## Given request
Which lines in the records below contain the word "this"? Copy each one out.

## Records for the exercise
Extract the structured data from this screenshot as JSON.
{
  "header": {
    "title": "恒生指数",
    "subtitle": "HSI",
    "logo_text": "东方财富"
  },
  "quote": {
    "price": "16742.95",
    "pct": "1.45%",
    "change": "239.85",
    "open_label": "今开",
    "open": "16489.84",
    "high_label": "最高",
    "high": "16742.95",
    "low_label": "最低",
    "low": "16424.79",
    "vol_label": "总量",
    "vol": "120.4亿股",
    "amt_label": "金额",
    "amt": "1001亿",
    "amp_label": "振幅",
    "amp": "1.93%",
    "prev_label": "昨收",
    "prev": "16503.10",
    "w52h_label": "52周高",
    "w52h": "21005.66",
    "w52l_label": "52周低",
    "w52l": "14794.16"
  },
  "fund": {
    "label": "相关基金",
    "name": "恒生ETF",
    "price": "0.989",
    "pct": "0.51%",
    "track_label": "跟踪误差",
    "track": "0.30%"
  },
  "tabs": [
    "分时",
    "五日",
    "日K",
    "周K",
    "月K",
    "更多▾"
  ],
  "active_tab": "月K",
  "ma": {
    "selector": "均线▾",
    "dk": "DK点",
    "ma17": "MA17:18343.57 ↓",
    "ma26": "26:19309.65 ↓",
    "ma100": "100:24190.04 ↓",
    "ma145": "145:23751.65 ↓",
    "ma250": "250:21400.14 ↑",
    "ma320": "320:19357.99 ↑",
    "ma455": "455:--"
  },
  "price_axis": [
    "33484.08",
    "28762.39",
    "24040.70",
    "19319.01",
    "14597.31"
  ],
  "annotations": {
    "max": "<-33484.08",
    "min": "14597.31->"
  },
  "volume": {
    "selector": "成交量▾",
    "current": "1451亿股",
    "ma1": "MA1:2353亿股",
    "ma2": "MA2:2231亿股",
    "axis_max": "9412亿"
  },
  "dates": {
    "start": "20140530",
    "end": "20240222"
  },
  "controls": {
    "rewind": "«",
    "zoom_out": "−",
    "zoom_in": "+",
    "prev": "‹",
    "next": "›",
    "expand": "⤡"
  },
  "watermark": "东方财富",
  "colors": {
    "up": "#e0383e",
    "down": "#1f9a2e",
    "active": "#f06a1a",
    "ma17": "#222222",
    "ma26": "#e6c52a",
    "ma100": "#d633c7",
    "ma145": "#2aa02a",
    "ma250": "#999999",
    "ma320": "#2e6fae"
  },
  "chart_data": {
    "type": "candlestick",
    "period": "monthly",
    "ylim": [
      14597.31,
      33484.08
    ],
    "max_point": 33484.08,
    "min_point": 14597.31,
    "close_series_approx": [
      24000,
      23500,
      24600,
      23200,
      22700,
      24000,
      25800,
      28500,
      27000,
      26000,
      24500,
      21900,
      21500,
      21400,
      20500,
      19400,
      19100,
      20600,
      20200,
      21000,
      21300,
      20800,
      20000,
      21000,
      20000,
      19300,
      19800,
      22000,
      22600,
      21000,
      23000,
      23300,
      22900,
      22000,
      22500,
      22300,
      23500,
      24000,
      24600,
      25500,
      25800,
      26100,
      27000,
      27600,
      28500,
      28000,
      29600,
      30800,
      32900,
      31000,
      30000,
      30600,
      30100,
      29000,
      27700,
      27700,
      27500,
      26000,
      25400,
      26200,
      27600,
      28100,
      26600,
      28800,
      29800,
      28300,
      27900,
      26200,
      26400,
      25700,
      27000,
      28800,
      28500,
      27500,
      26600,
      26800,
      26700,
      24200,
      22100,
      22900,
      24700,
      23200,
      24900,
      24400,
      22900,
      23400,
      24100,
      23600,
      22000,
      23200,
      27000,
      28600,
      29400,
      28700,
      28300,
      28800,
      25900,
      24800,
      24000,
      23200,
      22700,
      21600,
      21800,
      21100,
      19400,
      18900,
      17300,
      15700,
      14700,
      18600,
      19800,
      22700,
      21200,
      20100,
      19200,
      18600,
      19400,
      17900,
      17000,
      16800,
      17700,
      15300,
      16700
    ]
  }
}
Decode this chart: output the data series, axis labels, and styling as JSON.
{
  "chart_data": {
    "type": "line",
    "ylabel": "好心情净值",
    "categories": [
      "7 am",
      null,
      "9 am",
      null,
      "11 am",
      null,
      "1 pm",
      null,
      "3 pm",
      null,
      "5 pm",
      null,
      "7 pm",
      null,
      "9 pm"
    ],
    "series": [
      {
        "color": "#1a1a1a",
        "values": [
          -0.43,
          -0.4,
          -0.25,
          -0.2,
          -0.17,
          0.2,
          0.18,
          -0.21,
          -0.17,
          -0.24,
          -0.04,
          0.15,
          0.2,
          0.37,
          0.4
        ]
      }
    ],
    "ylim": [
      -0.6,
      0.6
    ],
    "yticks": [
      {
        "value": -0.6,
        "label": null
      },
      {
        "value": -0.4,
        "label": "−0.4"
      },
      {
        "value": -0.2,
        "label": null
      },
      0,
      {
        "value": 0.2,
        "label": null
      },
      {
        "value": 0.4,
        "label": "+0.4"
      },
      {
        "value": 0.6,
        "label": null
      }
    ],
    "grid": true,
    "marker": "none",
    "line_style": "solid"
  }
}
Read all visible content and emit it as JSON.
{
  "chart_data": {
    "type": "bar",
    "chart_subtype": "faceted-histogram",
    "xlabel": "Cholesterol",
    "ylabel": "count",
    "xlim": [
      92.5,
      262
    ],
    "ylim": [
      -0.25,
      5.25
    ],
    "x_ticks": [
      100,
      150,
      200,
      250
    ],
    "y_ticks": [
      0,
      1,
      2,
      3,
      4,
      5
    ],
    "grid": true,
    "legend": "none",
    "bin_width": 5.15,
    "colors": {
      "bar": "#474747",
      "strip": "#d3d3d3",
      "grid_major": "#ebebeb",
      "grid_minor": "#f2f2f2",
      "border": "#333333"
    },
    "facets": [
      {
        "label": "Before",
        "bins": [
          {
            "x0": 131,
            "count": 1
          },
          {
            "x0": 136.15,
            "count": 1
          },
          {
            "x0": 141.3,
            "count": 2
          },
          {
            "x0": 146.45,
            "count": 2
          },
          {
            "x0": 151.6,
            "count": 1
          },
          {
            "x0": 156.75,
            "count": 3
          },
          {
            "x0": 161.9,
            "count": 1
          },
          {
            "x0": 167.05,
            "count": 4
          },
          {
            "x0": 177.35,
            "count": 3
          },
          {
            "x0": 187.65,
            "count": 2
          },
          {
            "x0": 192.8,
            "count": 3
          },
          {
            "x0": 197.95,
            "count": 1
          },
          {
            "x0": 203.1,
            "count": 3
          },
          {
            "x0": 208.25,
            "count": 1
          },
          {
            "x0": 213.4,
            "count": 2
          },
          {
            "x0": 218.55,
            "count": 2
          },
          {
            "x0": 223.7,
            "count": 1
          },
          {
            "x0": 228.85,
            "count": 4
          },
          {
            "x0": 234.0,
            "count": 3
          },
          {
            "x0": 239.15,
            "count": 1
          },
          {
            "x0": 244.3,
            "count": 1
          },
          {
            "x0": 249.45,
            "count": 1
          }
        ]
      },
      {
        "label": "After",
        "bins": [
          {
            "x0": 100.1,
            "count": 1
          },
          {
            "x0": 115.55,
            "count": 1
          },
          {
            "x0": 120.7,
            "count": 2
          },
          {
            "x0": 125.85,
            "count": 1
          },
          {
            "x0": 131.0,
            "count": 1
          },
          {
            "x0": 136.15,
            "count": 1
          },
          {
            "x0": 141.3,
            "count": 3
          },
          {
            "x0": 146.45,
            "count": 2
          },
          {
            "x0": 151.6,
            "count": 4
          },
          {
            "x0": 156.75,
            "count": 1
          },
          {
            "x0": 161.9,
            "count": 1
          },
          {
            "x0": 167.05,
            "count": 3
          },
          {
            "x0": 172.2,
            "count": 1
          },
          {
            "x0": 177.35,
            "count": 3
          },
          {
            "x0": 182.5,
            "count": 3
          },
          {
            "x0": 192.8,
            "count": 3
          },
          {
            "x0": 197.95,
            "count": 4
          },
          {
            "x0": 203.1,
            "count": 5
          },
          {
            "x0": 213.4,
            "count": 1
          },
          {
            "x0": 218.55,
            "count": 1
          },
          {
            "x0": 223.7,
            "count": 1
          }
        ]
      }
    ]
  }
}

## Written answer
Extract the structured data from this screenshot as JSON.
Decode this chart: output the data series, axis labels, and styling as JSON.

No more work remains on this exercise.